**What the task requires**. Every entry should be repeated exactly. Omit the pictures.
-*-
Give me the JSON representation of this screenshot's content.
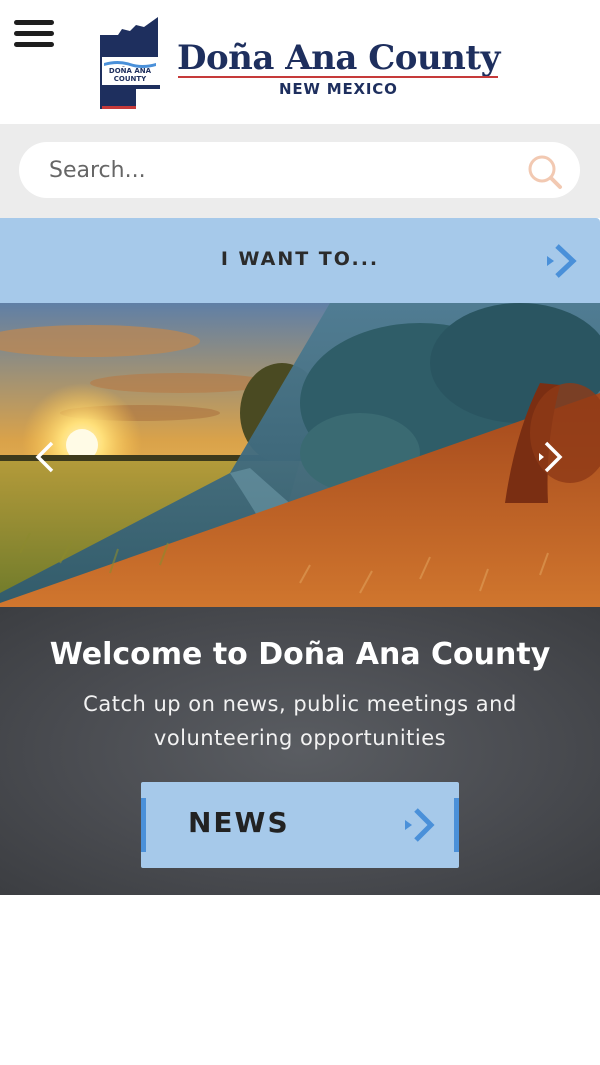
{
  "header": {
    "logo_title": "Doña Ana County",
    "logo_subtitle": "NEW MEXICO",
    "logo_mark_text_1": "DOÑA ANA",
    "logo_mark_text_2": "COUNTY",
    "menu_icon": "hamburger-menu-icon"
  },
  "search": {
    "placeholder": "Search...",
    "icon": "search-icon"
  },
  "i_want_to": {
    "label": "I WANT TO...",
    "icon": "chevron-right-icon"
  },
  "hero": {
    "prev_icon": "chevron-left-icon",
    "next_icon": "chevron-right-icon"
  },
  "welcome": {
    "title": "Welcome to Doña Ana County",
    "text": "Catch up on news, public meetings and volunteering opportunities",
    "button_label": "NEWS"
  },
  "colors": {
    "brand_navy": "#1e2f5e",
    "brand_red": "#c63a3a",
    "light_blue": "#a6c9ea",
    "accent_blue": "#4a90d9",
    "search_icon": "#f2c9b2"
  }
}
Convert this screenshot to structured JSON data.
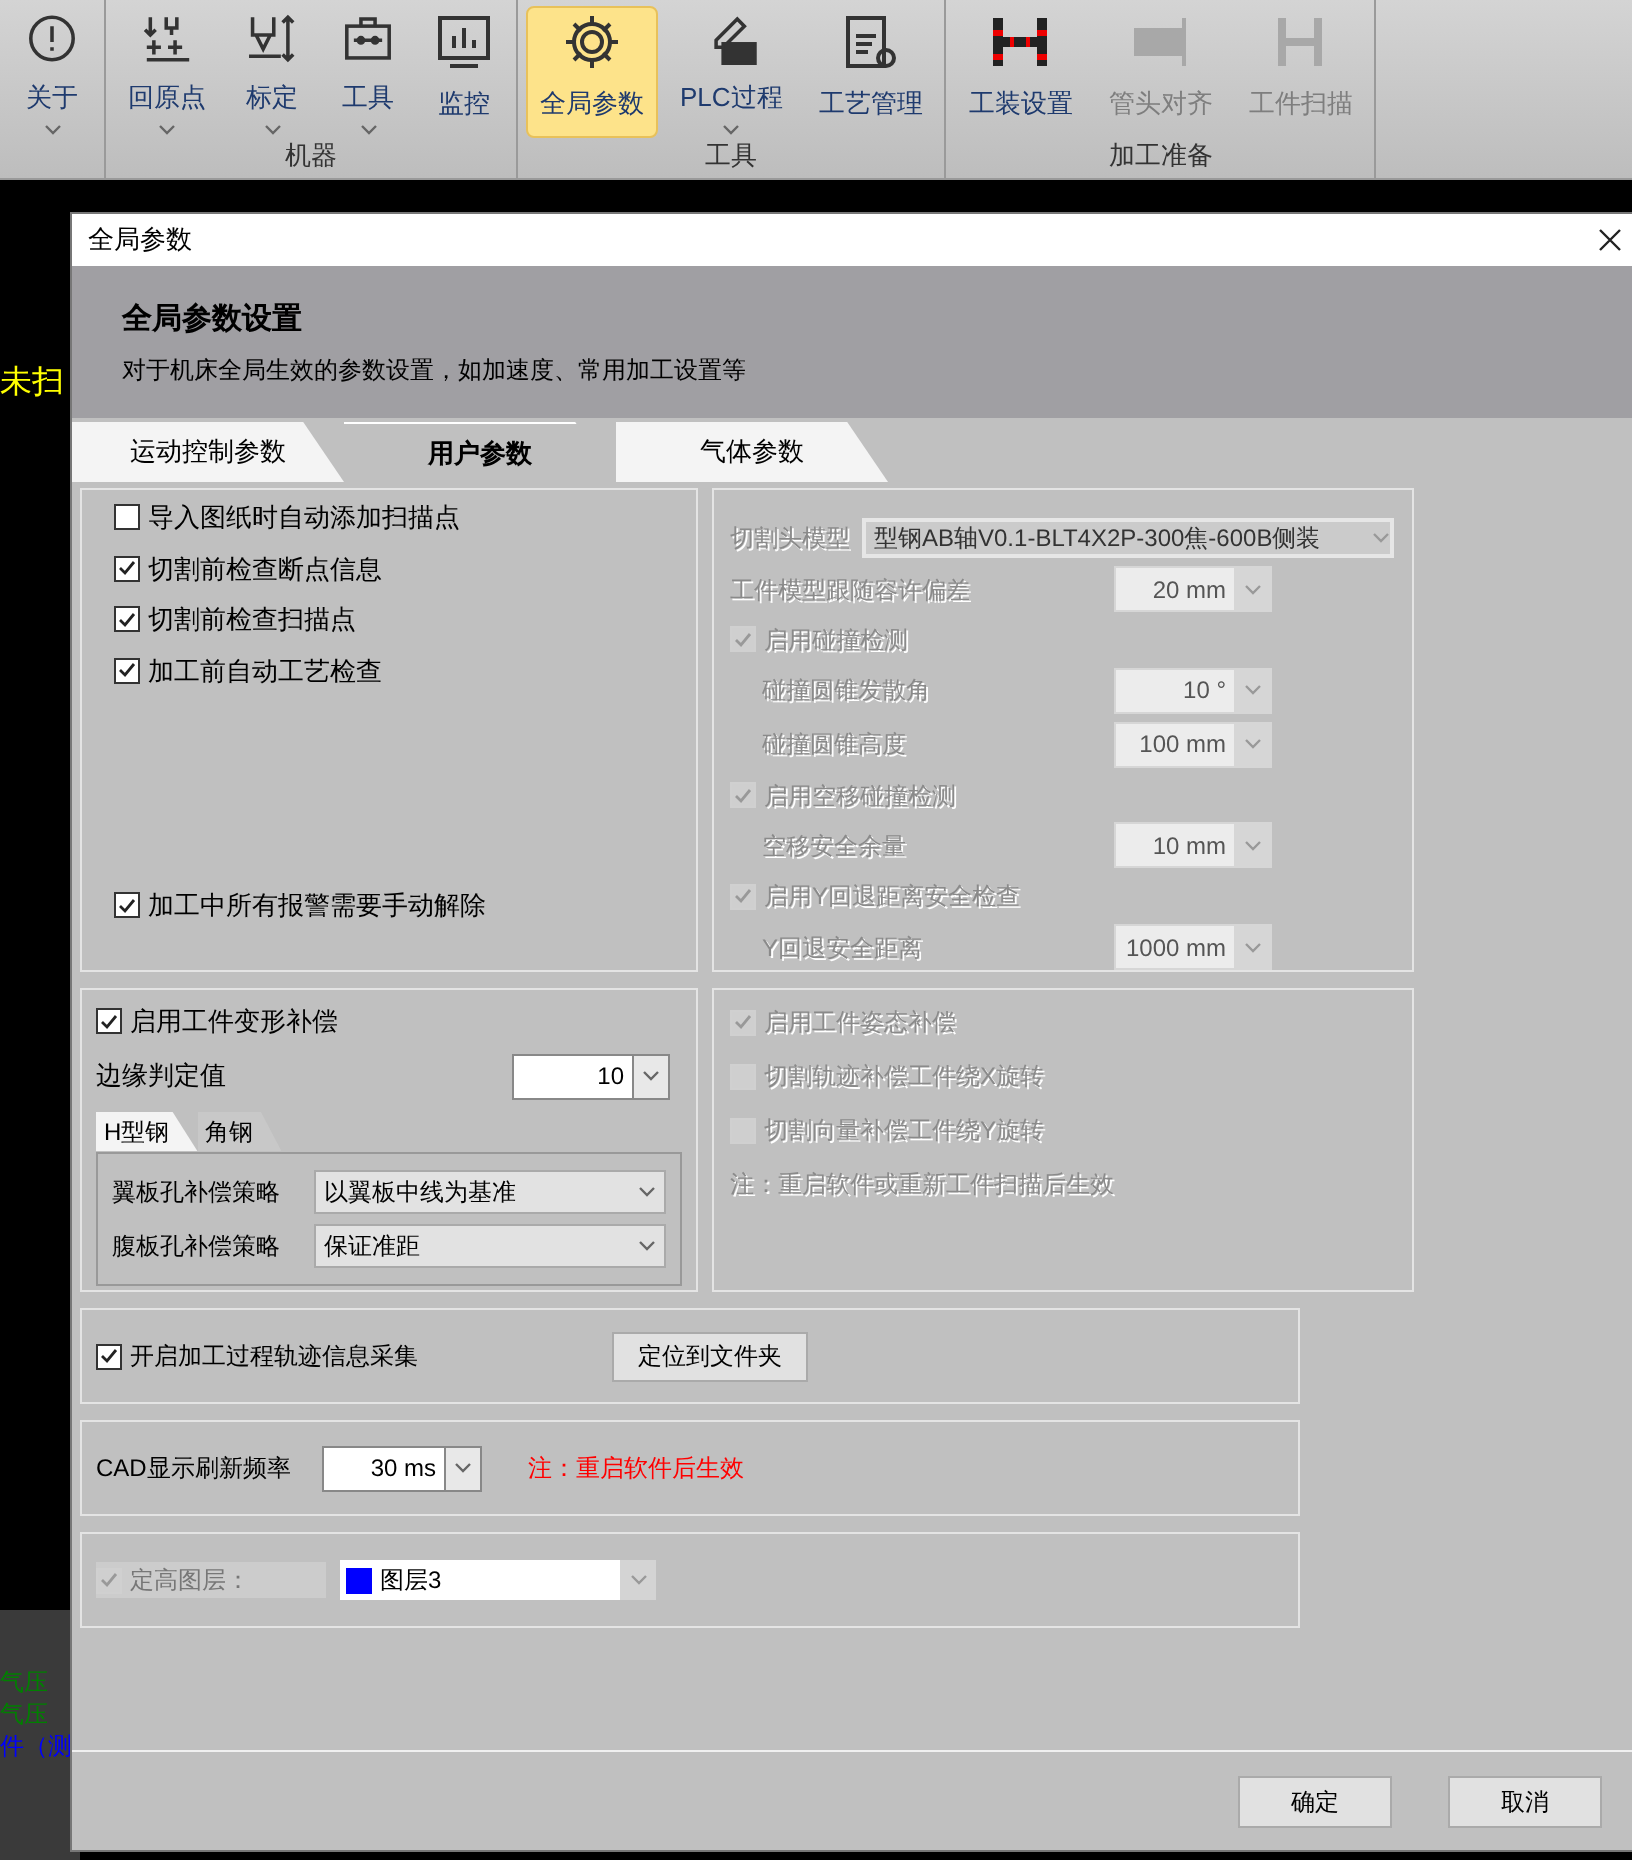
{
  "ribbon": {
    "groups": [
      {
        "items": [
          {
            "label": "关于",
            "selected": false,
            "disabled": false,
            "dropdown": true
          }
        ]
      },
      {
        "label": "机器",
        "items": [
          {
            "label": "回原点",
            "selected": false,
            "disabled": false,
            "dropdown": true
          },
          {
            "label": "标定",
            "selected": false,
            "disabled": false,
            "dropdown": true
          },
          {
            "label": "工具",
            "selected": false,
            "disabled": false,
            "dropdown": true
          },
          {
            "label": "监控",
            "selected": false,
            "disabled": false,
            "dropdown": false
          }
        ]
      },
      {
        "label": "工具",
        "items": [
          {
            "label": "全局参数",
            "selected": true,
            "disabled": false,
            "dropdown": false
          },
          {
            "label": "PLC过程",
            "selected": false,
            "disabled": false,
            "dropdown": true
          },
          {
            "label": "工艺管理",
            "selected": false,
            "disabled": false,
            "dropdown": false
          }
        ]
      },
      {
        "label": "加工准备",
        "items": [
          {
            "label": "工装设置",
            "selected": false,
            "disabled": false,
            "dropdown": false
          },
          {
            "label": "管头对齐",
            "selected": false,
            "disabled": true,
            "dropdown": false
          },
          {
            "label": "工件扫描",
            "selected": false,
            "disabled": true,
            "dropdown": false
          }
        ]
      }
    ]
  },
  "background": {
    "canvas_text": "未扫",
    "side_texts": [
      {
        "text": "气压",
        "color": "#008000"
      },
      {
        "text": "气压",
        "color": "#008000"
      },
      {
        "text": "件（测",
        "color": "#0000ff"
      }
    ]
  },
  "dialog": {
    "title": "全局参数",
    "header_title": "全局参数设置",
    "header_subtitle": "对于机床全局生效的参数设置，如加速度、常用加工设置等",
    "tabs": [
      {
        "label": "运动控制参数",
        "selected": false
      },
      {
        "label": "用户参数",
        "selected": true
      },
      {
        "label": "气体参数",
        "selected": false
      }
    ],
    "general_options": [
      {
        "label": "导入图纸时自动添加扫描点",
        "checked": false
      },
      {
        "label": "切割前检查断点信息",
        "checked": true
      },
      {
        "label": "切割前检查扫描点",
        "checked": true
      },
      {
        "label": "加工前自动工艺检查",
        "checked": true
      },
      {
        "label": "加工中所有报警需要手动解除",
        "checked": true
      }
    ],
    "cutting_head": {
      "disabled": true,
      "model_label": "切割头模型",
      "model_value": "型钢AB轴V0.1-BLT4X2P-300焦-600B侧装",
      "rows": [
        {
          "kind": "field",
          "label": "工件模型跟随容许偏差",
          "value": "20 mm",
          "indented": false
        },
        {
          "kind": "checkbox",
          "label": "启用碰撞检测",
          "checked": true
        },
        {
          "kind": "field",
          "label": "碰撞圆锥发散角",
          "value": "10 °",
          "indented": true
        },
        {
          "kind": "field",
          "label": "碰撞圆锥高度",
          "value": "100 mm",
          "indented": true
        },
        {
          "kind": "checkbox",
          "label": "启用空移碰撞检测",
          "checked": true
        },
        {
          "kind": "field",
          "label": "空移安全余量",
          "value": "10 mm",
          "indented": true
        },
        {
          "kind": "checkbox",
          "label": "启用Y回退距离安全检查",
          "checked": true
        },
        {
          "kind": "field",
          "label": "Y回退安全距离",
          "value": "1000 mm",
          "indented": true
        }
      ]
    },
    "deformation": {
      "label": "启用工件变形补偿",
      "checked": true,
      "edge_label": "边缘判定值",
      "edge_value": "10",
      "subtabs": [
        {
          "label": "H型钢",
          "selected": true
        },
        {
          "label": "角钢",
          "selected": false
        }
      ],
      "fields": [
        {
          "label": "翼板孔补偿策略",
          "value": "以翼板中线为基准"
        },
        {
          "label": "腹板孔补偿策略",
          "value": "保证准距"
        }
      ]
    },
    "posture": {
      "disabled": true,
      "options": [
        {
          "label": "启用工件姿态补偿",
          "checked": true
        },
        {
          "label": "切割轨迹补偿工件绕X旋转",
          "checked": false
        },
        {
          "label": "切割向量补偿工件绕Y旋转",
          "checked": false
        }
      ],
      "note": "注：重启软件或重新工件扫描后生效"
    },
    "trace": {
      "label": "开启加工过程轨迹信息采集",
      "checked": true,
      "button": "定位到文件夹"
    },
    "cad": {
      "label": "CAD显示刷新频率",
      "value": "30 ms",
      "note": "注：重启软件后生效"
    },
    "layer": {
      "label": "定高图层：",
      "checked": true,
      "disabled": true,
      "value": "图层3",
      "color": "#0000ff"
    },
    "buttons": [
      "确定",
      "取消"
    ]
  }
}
-*-
**Written response**.
Give me the JSON representation of this screenshot's content.
{
  "header": {
    "logo_title": "Doña Ana County",
    "logo_subtitle": "NEW MEXICO",
    "logo_mark_text_1": "DOÑA ANA",
    "logo_mark_text_2": "COUNTY",
    "menu_icon": "hamburger-menu-icon"
  },
  "search": {
    "placeholder": "Search...",
    "icon": "search-icon"
  },
  "i_want_to": {
    "label": "I WANT TO...",
    "icon": "chevron-right-icon"
  },
  "hero": {
    "prev_icon": "chevron-left-icon",
    "next_icon": "chevron-right-icon"
  },
  "welcome": {
    "title": "Welcome to Doña Ana County",
    "text": "Catch up on news, public meetings and volunteering opportunities",
    "button_label": "NEWS"
  },
  "colors": {
    "brand_navy": "#1e2f5e",
    "brand_red": "#c63a3a",
    "light_blue": "#a6c9ea",
    "accent_blue": "#4a90d9",
    "search_icon": "#f2c9b2"
  }
}
Convert this screenshot to structured JSON data.
{
  "ribbon": {
    "groups": [
      {
        "items": [
          {
            "label": "关于",
            "selected": false,
            "disabled": false,
            "dropdown": true
          }
        ]
      },
      {
        "label": "机器",
        "items": [
          {
            "label": "回原点",
            "selected": false,
            "disabled": false,
            "dropdown": true
          },
          {
            "label": "标定",
            "selected": false,
            "disabled": false,
            "dropdown": true
          },
          {
            "label": "工具",
            "selected": false,
            "disabled": false,
            "dropdown": true
          },
          {
            "label": "监控",
            "selected": false,
            "disabled": false,
            "dropdown": false
          }
        ]
      },
      {
        "label": "工具",
        "items": [
          {
            "label": "全局参数",
            "selected": true,
            "disabled": false,
            "dropdown": false
          },
          {
            "label": "PLC过程",
            "selected": false,
            "disabled": false,
            "dropdown": true
          },
          {
            "label": "工艺管理",
            "selected": false,
            "disabled": false,
            "dropdown": false
          }
        ]
      },
      {
        "label": "加工准备",
        "items": [
          {
            "label": "工装设置",
            "selected": false,
            "disabled": false,
            "dropdown": false
          },
          {
            "label": "管头对齐",
            "selected": false,
            "disabled": true,
            "dropdown": false
          },
          {
            "label": "工件扫描",
            "selected": false,
            "disabled": true,
            "dropdown": false
          }
        ]
      }
    ]
  },
  "background": {
    "canvas_text": "未扫",
    "side_texts": [
      {
        "text": "气压",
        "color": "#008000"
      },
      {
        "text": "气压",
        "color": "#008000"
      },
      {
        "text": "件（测",
        "color": "#0000ff"
      }
    ]
  },
  "dialog": {
    "title": "全局参数",
    "header_title": "全局参数设置",
    "header_subtitle": "对于机床全局生效的参数设置，如加速度、常用加工设置等",
    "tabs": [
      {
        "label": "运动控制参数",
        "selected": false
      },
      {
        "label": "用户参数",
        "selected": true
      },
      {
        "label": "气体参数",
        "selected": false
      }
    ],
    "general_options": [
      {
        "label": "导入图纸时自动添加扫描点",
        "checked": false
      },
      {
        "label": "切割前检查断点信息",
        "checked": true
      },
      {
        "label": "切割前检查扫描点",
        "checked": true
      },
      {
        "label": "加工前自动工艺检查",
        "checked": true
      },
      {
        "label": "加工中所有报警需要手动解除",
        "checked": true
      }
    ],
    "cutting_head": {
      "disabled": true,
      "model_label": "切割头模型",
      "model_value": "型钢AB轴V0.1-BLT4X2P-300焦-600B侧装",
      "rows": [
        {
          "kind": "field",
          "label": "工件模型跟随容许偏差",
          "value": "20 mm",
          "indented": false
        },
        {
          "kind": "checkbox",
          "label": "启用碰撞检测",
          "checked": true
        },
        {
          "kind": "field",
          "label": "碰撞圆锥发散角",
          "value": "10 °",
          "indented": true
        },
        {
          "kind": "field",
          "label": "碰撞圆锥高度",
          "value": "100 mm",
          "indented": true
        },
        {
          "kind": "checkbox",
          "label": "启用空移碰撞检测",
          "checked": true
        },
        {
          "kind": "field",
          "label": "空移安全余量",
          "value": "10 mm",
          "indented": true
        },
        {
          "kind": "checkbox",
          "label": "启用Y回退距离安全检查",
          "checked": true
        },
        {
          "kind": "field",
          "label": "Y回退安全距离",
          "value": "1000 mm",
          "indented": true
        }
      ]
    },
    "deformation": {
      "label": "启用工件变形补偿",
      "checked": true,
      "edge_label": "边缘判定值",
      "edge_value": "10",
      "subtabs": [
        {
          "label": "H型钢",
          "selected": true
        },
        {
          "label": "角钢",
          "selected": false
        }
      ],
      "fields": [
        {
          "label": "翼板孔补偿策略",
          "value": "以翼板中线为基准"
        },
        {
          "label": "腹板孔补偿策略",
          "value": "保证准距"
        }
      ]
    },
    "posture": {
      "disabled": true,
      "options": [
        {
          "label": "启用工件姿态补偿",
          "checked": true
        },
        {
          "label": "切割轨迹补偿工件绕X旋转",
          "checked": false
        },
        {
          "label": "切割向量补偿工件绕Y旋转",
          "checked": false
        }
      ],
      "note": "注：重启软件或重新工件扫描后生效"
    },
    "trace": {
      "label": "开启加工过程轨迹信息采集",
      "checked": true,
      "button": "定位到文件夹"
    },
    "cad": {
      "label": "CAD显示刷新频率",
      "value": "30 ms",
      "note": "注：重启软件后生效"
    },
    "layer": {
      "label": "定高图层：",
      "checked": true,
      "disabled": true,
      "value": "图层3",
      "color": "#0000ff"
    },
    "buttons": [
      "确定",
      "取消"
    ]
  }
}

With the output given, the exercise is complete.